[Exercise brief]: Check every line of the entries for "Participation", and copy the lines that hold it.

···

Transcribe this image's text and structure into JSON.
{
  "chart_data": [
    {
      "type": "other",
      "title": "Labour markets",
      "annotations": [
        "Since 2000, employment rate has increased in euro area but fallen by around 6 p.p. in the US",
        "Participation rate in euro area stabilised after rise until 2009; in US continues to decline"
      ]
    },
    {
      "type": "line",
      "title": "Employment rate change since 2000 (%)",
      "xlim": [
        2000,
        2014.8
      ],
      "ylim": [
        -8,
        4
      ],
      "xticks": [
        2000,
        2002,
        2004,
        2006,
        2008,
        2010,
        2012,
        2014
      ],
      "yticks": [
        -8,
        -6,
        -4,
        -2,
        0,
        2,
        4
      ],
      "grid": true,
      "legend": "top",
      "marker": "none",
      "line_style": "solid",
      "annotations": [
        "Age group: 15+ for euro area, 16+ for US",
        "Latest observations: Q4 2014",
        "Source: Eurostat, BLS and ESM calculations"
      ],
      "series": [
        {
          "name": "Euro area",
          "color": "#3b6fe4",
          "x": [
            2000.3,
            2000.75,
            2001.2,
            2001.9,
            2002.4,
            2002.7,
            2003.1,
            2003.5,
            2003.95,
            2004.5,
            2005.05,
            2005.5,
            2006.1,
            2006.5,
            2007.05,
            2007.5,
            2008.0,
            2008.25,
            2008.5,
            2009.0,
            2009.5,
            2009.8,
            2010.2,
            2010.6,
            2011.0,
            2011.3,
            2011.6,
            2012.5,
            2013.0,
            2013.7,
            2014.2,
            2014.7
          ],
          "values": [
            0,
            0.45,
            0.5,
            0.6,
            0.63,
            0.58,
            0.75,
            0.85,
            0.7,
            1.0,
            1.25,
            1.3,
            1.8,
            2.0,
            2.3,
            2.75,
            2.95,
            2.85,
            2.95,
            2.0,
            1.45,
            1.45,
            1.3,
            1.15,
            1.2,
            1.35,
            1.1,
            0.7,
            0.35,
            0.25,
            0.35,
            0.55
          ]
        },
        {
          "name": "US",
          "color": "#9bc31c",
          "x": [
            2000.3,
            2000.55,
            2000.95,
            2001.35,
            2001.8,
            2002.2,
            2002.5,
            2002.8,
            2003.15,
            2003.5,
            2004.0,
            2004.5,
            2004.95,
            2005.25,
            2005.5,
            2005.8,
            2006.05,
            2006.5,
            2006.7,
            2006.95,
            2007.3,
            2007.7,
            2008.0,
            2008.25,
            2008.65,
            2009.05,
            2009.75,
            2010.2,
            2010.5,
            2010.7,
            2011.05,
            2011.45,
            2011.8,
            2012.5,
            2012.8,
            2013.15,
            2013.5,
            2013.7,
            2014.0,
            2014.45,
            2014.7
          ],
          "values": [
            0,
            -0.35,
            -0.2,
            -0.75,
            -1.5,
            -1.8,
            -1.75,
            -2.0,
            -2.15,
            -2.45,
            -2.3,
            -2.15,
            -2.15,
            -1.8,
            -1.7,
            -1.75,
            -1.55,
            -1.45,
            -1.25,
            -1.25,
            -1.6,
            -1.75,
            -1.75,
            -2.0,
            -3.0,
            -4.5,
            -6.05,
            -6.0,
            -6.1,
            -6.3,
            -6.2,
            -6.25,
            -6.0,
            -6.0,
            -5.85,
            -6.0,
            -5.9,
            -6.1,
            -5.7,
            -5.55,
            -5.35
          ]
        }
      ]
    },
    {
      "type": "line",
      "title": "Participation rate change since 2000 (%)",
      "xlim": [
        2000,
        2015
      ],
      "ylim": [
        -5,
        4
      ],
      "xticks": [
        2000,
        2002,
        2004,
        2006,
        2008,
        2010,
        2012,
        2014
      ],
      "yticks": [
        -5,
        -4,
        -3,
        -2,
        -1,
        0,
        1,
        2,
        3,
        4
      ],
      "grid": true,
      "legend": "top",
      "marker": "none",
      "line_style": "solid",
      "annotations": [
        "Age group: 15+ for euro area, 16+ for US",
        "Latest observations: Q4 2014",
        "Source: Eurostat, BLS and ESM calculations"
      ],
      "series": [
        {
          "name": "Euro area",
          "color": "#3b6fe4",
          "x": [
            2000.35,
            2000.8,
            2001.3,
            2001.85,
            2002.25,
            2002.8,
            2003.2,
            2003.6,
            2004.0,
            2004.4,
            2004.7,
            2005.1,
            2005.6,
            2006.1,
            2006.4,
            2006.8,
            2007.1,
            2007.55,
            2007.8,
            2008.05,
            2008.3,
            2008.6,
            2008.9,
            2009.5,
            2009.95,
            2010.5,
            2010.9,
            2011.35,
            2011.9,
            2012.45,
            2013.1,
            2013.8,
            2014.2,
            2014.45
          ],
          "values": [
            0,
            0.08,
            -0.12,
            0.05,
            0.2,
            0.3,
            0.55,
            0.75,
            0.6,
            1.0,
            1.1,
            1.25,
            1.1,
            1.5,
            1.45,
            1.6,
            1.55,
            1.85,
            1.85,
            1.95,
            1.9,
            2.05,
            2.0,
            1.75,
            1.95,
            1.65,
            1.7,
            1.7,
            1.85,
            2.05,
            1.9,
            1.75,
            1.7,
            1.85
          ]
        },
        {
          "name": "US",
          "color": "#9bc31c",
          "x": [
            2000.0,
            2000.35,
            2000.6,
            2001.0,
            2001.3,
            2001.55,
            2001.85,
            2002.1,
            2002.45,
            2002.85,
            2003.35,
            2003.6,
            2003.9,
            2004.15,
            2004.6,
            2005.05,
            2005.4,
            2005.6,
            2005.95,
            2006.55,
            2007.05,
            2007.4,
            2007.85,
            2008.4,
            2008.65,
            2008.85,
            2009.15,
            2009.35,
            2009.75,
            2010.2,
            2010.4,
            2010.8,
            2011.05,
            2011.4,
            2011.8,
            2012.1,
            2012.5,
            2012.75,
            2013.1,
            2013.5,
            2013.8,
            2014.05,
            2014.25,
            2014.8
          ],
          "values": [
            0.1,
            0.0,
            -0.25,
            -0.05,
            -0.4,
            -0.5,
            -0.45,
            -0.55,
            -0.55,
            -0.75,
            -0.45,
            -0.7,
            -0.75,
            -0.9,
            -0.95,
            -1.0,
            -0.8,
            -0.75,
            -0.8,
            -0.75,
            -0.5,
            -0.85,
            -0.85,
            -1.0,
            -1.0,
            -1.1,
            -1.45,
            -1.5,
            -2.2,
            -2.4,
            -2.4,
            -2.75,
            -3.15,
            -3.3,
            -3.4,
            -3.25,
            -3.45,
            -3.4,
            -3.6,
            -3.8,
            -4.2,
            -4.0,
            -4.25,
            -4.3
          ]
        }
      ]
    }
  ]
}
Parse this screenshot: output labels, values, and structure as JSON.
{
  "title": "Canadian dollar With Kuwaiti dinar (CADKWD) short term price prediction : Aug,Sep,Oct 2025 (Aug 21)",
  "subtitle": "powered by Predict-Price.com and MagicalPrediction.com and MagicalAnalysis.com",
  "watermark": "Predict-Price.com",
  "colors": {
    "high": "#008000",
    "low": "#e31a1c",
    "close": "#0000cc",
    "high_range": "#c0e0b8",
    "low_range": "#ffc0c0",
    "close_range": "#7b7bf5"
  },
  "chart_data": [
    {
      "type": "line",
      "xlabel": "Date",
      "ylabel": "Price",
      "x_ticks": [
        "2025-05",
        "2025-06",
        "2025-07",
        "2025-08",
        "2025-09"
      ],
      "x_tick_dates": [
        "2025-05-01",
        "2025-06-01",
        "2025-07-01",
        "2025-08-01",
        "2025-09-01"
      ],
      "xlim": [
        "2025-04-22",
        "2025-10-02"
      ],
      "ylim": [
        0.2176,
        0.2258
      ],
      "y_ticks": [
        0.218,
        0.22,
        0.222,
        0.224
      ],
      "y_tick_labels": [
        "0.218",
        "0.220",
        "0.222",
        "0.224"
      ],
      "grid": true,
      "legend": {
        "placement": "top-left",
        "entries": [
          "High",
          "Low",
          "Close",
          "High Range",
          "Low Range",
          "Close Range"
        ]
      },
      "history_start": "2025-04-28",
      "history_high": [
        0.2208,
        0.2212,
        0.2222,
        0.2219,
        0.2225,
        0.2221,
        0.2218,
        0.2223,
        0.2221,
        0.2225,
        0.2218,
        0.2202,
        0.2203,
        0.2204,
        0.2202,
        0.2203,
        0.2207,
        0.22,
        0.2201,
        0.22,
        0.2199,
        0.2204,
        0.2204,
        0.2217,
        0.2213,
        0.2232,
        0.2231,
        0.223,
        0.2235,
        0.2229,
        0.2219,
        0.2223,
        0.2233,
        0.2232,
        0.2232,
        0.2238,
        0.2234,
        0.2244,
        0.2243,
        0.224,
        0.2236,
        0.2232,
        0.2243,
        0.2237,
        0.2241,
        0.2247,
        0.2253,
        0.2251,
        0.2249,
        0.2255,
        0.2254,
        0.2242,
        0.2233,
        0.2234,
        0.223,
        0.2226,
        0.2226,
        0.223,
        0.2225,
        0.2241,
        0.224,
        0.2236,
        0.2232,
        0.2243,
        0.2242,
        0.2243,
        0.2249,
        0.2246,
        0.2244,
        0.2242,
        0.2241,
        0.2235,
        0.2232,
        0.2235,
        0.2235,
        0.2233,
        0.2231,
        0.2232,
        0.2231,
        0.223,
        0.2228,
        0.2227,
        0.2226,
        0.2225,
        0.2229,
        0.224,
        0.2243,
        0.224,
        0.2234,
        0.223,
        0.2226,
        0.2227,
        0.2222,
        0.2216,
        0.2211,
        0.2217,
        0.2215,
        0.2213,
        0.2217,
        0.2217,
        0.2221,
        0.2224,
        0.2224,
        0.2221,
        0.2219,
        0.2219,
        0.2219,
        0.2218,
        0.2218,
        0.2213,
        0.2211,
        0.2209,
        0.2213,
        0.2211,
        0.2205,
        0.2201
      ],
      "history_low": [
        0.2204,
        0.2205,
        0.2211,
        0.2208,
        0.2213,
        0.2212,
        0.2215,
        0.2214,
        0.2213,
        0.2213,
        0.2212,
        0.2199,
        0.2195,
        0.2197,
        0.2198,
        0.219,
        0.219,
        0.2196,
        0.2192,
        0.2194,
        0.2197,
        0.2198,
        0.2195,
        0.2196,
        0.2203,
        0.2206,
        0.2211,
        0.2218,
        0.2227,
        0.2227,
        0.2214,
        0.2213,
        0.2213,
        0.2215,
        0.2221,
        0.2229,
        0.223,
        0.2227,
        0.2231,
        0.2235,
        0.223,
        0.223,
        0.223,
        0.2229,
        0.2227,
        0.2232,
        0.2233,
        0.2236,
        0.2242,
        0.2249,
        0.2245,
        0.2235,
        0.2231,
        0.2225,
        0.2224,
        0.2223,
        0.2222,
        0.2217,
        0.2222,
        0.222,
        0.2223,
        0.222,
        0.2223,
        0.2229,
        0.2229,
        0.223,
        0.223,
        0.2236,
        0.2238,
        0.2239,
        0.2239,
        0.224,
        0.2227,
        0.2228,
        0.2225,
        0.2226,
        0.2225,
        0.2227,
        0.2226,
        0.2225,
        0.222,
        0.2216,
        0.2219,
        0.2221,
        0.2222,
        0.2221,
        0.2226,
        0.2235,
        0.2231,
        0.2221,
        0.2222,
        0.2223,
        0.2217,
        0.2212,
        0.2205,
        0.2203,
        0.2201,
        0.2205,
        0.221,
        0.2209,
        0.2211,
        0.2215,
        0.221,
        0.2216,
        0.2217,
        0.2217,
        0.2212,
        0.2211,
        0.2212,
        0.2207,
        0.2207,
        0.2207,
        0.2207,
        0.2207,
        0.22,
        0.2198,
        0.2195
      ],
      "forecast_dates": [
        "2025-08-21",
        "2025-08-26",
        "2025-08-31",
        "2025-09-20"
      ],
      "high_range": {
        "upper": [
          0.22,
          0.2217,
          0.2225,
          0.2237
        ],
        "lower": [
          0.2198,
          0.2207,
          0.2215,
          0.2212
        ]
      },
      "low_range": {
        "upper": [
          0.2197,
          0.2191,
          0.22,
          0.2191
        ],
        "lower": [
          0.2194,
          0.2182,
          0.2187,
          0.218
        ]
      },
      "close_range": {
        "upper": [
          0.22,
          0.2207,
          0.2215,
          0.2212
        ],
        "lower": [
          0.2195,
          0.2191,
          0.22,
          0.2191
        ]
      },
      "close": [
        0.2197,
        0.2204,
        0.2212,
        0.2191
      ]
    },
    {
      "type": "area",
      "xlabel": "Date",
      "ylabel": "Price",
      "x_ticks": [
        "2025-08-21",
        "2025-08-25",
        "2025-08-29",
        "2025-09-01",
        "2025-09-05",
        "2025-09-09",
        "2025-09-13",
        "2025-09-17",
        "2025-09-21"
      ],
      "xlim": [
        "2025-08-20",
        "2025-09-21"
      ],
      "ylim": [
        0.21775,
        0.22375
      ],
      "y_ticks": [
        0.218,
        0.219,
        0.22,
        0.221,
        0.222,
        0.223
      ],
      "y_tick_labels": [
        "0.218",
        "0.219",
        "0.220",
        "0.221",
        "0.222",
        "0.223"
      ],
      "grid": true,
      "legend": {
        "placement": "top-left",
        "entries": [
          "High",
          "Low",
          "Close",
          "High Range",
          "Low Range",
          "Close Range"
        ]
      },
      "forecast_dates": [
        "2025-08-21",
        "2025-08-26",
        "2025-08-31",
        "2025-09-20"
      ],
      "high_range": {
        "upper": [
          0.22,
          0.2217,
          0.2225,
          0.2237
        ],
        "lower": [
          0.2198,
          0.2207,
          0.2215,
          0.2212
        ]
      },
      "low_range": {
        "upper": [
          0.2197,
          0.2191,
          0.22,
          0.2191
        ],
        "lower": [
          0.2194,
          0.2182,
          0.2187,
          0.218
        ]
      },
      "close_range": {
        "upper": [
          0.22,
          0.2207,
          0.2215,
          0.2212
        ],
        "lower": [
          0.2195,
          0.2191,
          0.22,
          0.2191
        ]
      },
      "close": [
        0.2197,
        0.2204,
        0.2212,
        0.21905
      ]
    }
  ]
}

···

[Complete answer]:
        "Participation rate in euro area stabilised after rise until 2009; in US continues to decline"
      "title": "Participation rate change since 2000 (%)",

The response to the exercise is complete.